**** Provided data ****

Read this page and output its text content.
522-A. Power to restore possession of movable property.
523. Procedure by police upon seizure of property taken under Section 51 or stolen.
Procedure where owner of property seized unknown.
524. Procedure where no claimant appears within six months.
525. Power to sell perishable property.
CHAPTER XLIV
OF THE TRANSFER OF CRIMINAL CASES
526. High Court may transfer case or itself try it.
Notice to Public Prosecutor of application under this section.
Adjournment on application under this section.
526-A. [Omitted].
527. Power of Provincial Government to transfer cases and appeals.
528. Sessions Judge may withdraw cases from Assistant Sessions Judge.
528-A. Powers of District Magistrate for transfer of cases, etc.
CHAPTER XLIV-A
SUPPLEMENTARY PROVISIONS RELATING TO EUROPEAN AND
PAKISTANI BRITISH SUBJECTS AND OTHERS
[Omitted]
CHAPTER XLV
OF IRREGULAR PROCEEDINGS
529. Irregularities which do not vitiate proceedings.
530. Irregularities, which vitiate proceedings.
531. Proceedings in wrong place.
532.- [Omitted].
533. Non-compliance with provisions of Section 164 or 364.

****
**** Provided data ****

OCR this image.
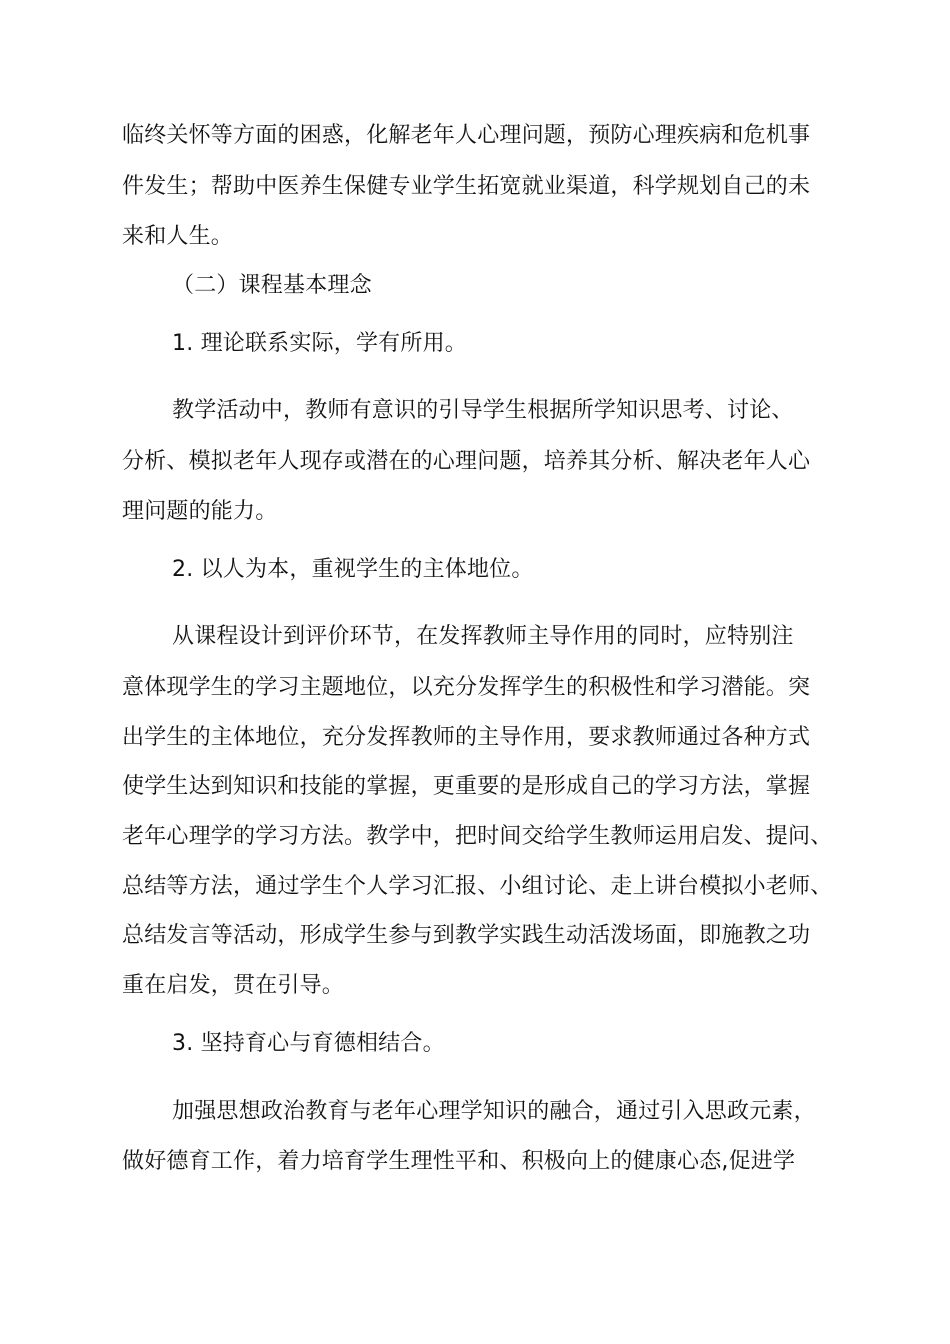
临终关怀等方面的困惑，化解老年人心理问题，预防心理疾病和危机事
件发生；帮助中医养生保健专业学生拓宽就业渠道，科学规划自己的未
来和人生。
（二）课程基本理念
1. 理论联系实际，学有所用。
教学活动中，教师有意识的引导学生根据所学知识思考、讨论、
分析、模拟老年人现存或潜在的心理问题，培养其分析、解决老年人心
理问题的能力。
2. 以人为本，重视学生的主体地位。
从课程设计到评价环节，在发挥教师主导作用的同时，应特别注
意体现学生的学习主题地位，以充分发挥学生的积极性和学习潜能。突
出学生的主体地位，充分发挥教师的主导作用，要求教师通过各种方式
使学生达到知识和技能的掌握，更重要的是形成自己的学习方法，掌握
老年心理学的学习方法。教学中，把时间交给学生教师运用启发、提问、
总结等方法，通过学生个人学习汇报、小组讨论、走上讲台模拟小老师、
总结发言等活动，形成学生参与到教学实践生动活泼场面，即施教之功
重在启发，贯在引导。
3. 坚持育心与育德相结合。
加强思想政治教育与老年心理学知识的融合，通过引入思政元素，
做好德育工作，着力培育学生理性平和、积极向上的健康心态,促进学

****

Instructions to follow:
Copy down every line of the entries containing the word "CHAPTER".

Final result:
CHAPTER XLIV
CHAPTER XLIV-A
CHAPTER XLV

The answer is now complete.